| Problem |
Transcribe the listing in full, excluding any pictures.

| Records shown |
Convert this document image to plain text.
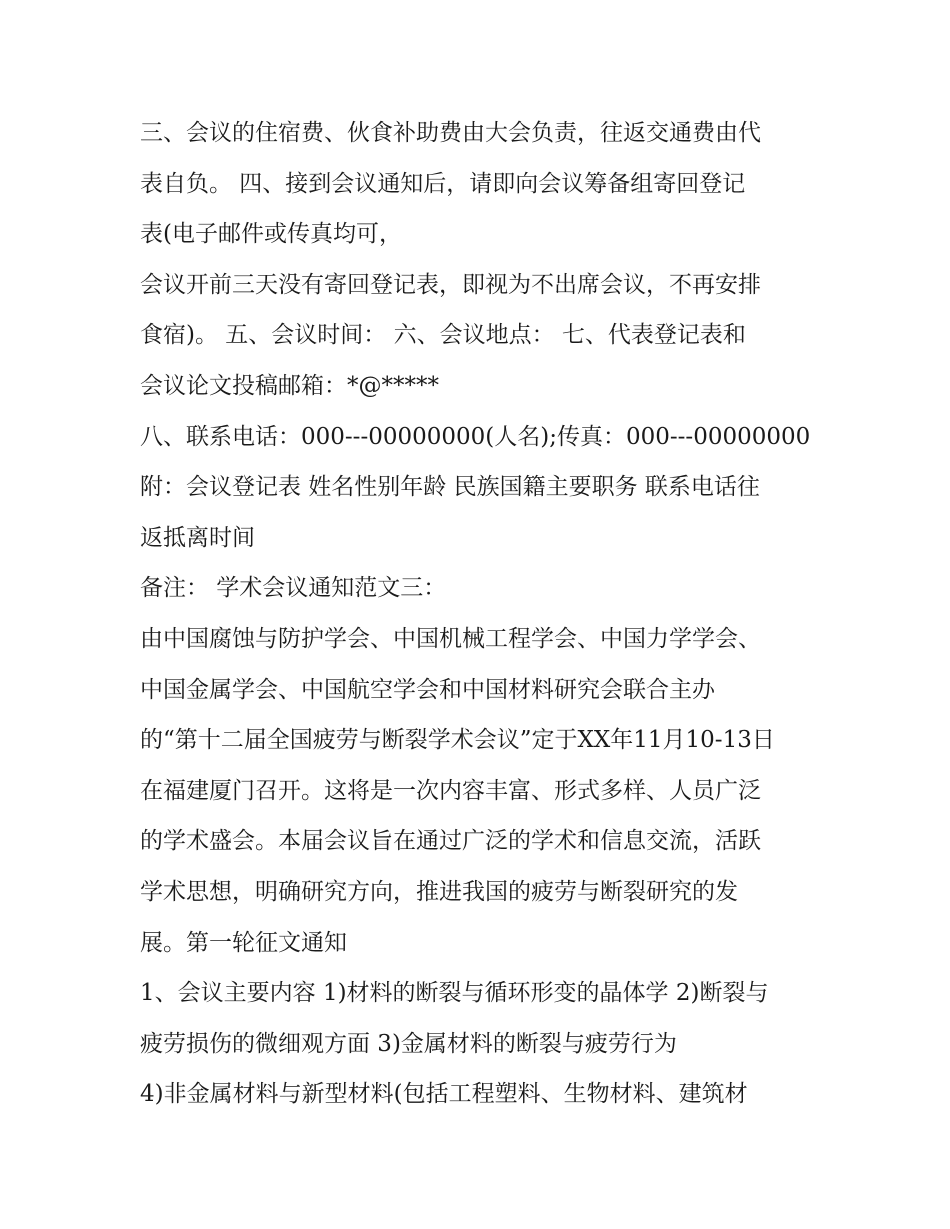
三、会议的住宿费、伙食补助费由大会负责，往返交通费由代
表自负。 四、接到会议通知后，请即向会议筹备组寄回登记
表(电子邮件或传真均可，
会议开前三天没有寄回登记表，即视为不出席会议，不再安排
食宿)。 五、会议时间： 六、会议地点： 七、代表登记表和
会议论文投稿邮箱：*@*****
八、联系电话：000---00000000(人名);传真：000---00000000
附：会议登记表 姓名性别年龄 民族国籍主要职务 联系电话往
返抵离时间
备注： 学术会议通知范文三：
由中国腐蚀与防护学会、中国机械工程学会、中国力学学会、
中国金属学会、中国航空学会和中国材料研究会联合主办
的“第十二届全国疲劳与断裂学术会议”定于XX年11月10-13日
在福建厦门召开。这将是一次内容丰富、形式多样、人员广泛
的学术盛会。本届会议旨在通过广泛的学术和信息交流，活跃
学术思想，明确研究方向，推进我国的疲劳与断裂研究的发
展。第一轮征文通知
1、会议主要内容 1)材料的断裂与循环形变的晶体学 2)断裂与
疲劳损伤的微细观方面 3)金属材料的断裂与疲劳行为
4)非金属材料与新型材料(包括工程塑料、生物材料、建筑材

| Answer below |
Convert this document image to plain text.
三、会议的住宿费、伙食补助费由大会负责，往返交通费由代
表自负。 四、接到会议通知后，请即向会议筹备组寄回登记
表(电子邮件或传真均可，
会议开前三天没有寄回登记表，即视为不出席会议，不再安排
食宿)。 五、会议时间： 六、会议地点： 七、代表登记表和
会议论文投稿邮箱：*@*****
八、联系电话：000---00000000(人名);传真：000---00000000
附：会议登记表 姓名性别年龄 民族国籍主要职务 联系电话往
返抵离时间
备注： 学术会议通知范文三：
由中国腐蚀与防护学会、中国机械工程学会、中国力学学会、
中国金属学会、中国航空学会和中国材料研究会联合主办
的“第十二届全国疲劳与断裂学术会议”定于XX年11月10-13日
在福建厦门召开。这将是一次内容丰富、形式多样、人员广泛
的学术盛会。本届会议旨在通过广泛的学术和信息交流，活跃
学术思想，明确研究方向，推进我国的疲劳与断裂研究的发
展。第一轮征文通知
1、会议主要内容 1)材料的断裂与循环形变的晶体学 2)断裂与
疲劳损伤的微细观方面 3)金属材料的断裂与疲劳行为
4)非金属材料与新型材料(包括工程塑料、生物材料、建筑材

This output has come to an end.